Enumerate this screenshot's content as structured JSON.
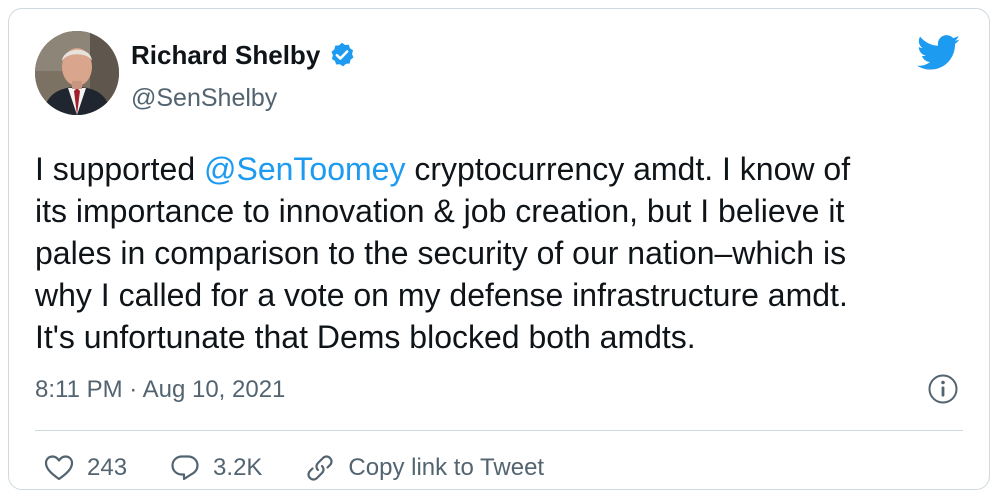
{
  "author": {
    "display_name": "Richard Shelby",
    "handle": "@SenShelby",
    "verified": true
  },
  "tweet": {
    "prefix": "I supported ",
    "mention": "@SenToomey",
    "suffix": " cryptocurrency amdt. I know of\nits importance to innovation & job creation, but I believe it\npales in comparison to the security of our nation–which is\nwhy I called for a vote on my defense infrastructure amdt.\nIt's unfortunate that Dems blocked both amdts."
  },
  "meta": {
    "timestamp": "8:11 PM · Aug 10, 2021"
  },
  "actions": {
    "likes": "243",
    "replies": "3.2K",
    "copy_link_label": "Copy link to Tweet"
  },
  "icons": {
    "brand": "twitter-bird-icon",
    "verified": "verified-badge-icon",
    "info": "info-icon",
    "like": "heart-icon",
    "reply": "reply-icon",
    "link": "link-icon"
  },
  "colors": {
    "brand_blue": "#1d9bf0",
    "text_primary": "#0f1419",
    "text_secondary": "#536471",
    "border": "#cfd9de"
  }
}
· · · ·
REQUEST
With the pictures left out, transcribe the material exactly.

PROBLEM SOLUTION
Enumerate this screenshot's content as structured JSON.
{
  "author": {
    "display_name": "Richard Shelby",
    "handle": "@SenShelby",
    "verified": true
  },
  "tweet": {
    "prefix": "I supported ",
    "mention": "@SenToomey",
    "suffix": " cryptocurrency amdt. I know of\nits importance to innovation & job creation, but I believe it\npales in comparison to the security of our nation–which is\nwhy I called for a vote on my defense infrastructure amdt.\nIt's unfortunate that Dems blocked both amdts."
  },
  "meta": {
    "timestamp": "8:11 PM · Aug 10, 2021"
  },
  "actions": {
    "likes": "243",
    "replies": "3.2K",
    "copy_link_label": "Copy link to Tweet"
  },
  "icons": {
    "brand": "twitter-bird-icon",
    "verified": "verified-badge-icon",
    "info": "info-icon",
    "like": "heart-icon",
    "reply": "reply-icon",
    "link": "link-icon"
  },
  "colors": {
    "brand_blue": "#1d9bf0",
    "text_primary": "#0f1419",
    "text_secondary": "#536471",
    "border": "#cfd9de"
  }
}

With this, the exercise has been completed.